### EXCERPTED PASSAGE
* Begin *
Can Ray Dataset facilitate training on heterogeneous clusters?

How severe does this issue affect your experience of using Ray?

  • Medium: It contributes to significant difficulty to complete my task, but I can work around it.

Hello,

Hi,

In order to avoid a CPU bottleneck to consume GPU budget, a common idea is to offload dataloading to a fleet of CPU instances, and send clean batches to the fleet of GPU instances. This is for example documented here:

TF has the TF Data Service for this. PyTorch doesn’t seem to have something built-in yet (feasible manually though: the SageMaker PT sample does it by creating a custom Dataset class pulling records from a grpc service )

Does Ray simplifies this pattern? Using Ray (Core, Train or Data), how would one run data parallel training on a fleet of GPU instances, and dataset reading + batching on a fleet of CPU instances?

Hi @Lacruche thanks for your question. This is indeed a pattern that’s becoming more successful, and Ray excels at supporting this architecture.

At high level, this is how it could work:

  • Start a Ray cluster with heterogeneous resources: a fleet of CPU nodes and a fleet of GPU nodes
  • Use Ray Data for large-scale data ingest on CPU nodes, and Ray Train for distributed training on GPU nodes. In particular:
    – The data from ingest to training is exchanged/transferred via Ray’s distributed memory, without having to materialize onto external disk-based storage system, so could achieve significantly better performance.
    – The ingest + training can be written in a single unified Python program and run on a single system (i.e. Ray cluster), as opposed to writing multiple programs and glueing across multiple systems.
* End *
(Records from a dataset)
* Begin *
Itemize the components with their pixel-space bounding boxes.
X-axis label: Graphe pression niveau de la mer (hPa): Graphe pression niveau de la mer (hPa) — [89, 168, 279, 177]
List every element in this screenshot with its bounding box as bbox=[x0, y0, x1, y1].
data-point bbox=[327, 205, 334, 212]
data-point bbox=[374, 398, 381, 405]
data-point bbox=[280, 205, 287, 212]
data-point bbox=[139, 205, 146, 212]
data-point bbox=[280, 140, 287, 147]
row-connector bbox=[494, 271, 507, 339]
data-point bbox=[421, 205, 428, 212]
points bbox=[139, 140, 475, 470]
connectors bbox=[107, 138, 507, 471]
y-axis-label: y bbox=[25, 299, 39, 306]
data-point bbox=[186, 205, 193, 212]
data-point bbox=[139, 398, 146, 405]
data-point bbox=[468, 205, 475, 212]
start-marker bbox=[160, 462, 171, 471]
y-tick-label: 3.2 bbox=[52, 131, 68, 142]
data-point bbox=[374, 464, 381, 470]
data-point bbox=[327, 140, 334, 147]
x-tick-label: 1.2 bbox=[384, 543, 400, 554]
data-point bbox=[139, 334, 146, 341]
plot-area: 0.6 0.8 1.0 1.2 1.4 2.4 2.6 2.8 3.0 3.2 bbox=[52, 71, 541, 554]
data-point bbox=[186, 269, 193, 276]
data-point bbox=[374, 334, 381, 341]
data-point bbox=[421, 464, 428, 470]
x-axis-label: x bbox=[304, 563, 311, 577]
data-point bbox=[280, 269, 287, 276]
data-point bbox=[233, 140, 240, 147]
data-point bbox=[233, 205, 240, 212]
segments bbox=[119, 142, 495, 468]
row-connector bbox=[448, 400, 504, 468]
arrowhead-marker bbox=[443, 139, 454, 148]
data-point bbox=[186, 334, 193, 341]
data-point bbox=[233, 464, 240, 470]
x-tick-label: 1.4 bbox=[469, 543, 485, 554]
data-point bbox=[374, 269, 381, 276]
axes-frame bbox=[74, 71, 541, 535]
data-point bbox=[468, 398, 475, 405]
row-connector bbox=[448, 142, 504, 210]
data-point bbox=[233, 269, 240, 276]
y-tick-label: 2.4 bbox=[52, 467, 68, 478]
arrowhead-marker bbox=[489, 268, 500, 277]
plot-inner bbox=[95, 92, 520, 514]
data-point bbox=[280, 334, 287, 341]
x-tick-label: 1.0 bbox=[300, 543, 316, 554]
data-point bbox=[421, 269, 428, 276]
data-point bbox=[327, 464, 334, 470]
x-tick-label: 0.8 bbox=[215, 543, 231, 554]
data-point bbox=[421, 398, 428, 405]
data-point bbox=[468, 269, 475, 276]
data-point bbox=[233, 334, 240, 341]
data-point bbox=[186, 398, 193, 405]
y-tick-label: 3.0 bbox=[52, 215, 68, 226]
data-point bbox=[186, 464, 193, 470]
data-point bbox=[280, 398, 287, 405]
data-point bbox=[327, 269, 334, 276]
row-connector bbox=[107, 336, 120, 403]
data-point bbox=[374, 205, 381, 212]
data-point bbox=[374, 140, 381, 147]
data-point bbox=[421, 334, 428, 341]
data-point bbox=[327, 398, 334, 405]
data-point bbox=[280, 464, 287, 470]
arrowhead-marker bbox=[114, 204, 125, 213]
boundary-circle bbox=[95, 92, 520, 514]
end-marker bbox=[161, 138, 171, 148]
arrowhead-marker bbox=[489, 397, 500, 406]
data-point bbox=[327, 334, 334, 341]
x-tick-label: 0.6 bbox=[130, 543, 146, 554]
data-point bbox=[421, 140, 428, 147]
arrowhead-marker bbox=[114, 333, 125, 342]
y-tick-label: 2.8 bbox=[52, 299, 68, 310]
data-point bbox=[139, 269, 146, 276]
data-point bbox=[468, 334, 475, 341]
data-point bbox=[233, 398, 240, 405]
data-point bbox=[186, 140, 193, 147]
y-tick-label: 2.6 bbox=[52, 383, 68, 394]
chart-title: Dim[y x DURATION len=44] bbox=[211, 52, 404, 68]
* End *
### EXERCISE REQUIREMENTS
**a.** Retype the part of the Ray forum thread that opens with the words containing "At high level, this" and closes with "across multiple systems.".
**b.** According to the Ray forum thread, how is data passed from ingest to training in the proposed setup?

### OUTPUTS IN ORDER
**a.**
At high level, this is how it could work:

  • Start a Ray cluster with heterogeneous resources: a fleet of CPU nodes and a fleet of GPU nodes
  • Use Ray Data for large-scale data ingest on CPU nodes, and Ray Train for distributed training on GPU nodes. In particular:
    – The data from ingest to training is exchanged/transferred via Ray’s distributed memory, without having to materialize onto external disk-based storage system, so could achieve significantly better performance.
    – The ingest + training can be written in a single unified Python program and run on a single system (i.e. Ray cluster), as opposed to writing multiple programs and glueing across multiple systems.

**b.** It is exchanged through Ray's distributed memory, without having to be materialized onto an external disk-based storage system.